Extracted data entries
────────────────────

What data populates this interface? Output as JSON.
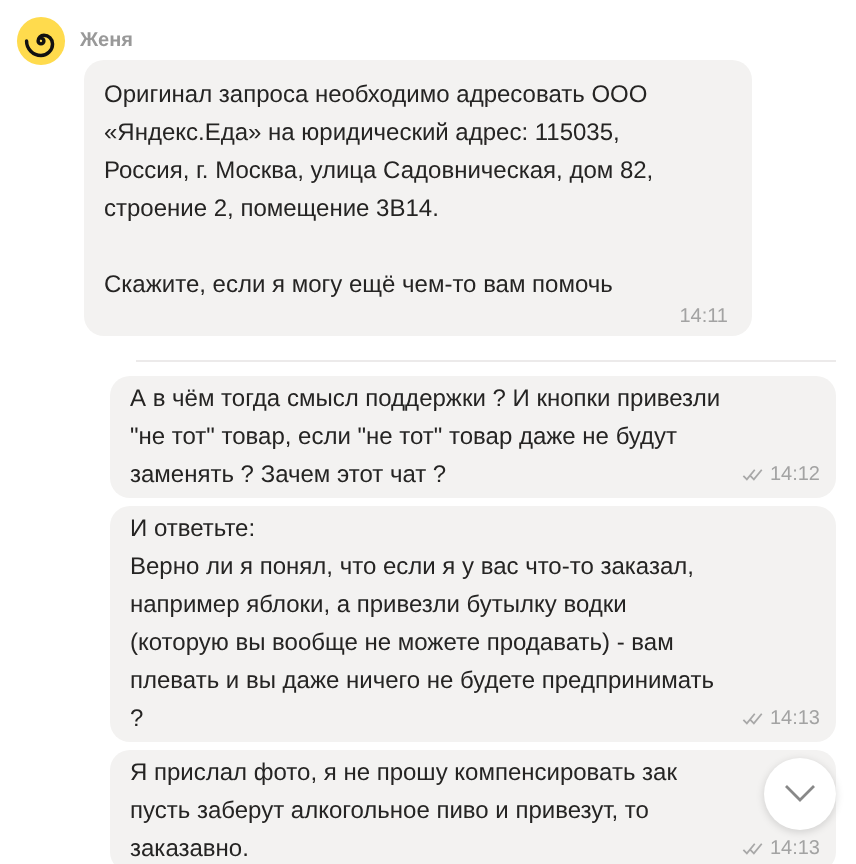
{
  "sender": {
    "name": "Женя"
  },
  "messages": [
    {
      "kind": "incoming",
      "paragraphs": [
        [
          "Оригинал запроса необходимо адресовать ООО",
          "«Яндекс.Еда» на юридический адрес: 115035,",
          "Россия, г. Москва, улица Садовническая, дом 82,",
          "строение 2, помещение 3В14."
        ],
        [
          "Скажите, если я могу ещё чем-то вам помочь"
        ]
      ],
      "time": "14:11",
      "read": false
    },
    {
      "kind": "outgoing",
      "paragraphs": [
        [
          "А в чём тогда смысл поддержки ? И кнопки привезли",
          "\"не тот\" товар, если \"не тот\" товар даже не будут",
          "заменять ? Зачем этот чат ?"
        ]
      ],
      "time": "14:12",
      "read": true
    },
    {
      "kind": "outgoing",
      "paragraphs": [
        [
          "И ответьте:",
          "Верно ли я понял, что если я у вас что-то заказал,",
          "например яблоки, а привезли бутылку водки",
          "(которую вы вообще не можете продавать) - вам",
          "плевать и вы даже ничего не будете предпринимать",
          "?"
        ]
      ],
      "time": "14:13",
      "read": true
    },
    {
      "kind": "outgoing",
      "paragraphs": [
        [
          "Я прислал фото, я не прошу компенсировать зак",
          "пусть заберут алкогольное пиво и привезут, то",
          "заказавно."
        ]
      ],
      "time": "14:13",
      "read": true
    }
  ]
}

────────────────────

■ The task ■
Retype every entry verbatim and exclude the pictures from the copy.

■ The response ■
What data populates this interface? Output as JSON.
{
  "sender": {
    "name": "Женя"
  },
  "messages": [
    {
      "kind": "incoming",
      "paragraphs": [
        [
          "Оригинал запроса необходимо адресовать ООО",
          "«Яндекс.Еда» на юридический адрес: 115035,",
          "Россия, г. Москва, улица Садовническая, дом 82,",
          "строение 2, помещение 3В14."
        ],
        [
          "Скажите, если я могу ещё чем-то вам помочь"
        ]
      ],
      "time": "14:11",
      "read": false
    },
    {
      "kind": "outgoing",
      "paragraphs": [
        [
          "А в чём тогда смысл поддержки ? И кнопки привезли",
          "\"не тот\" товар, если \"не тот\" товар даже не будут",
          "заменять ? Зачем этот чат ?"
        ]
      ],
      "time": "14:12",
      "read": true
    },
    {
      "kind": "outgoing",
      "paragraphs": [
        [
          "И ответьте:",
          "Верно ли я понял, что если я у вас что-то заказал,",
          "например яблоки, а привезли бутылку водки",
          "(которую вы вообще не можете продавать) - вам",
          "плевать и вы даже ничего не будете предпринимать",
          "?"
        ]
      ],
      "time": "14:13",
      "read": true
    },
    {
      "kind": "outgoing",
      "paragraphs": [
        [
          "Я прислал фото, я не прошу компенсировать зак",
          "пусть заберут алкогольное пиво и привезут, то",
          "заказавно."
        ]
      ],
      "time": "14:13",
      "read": true
    }
  ]
}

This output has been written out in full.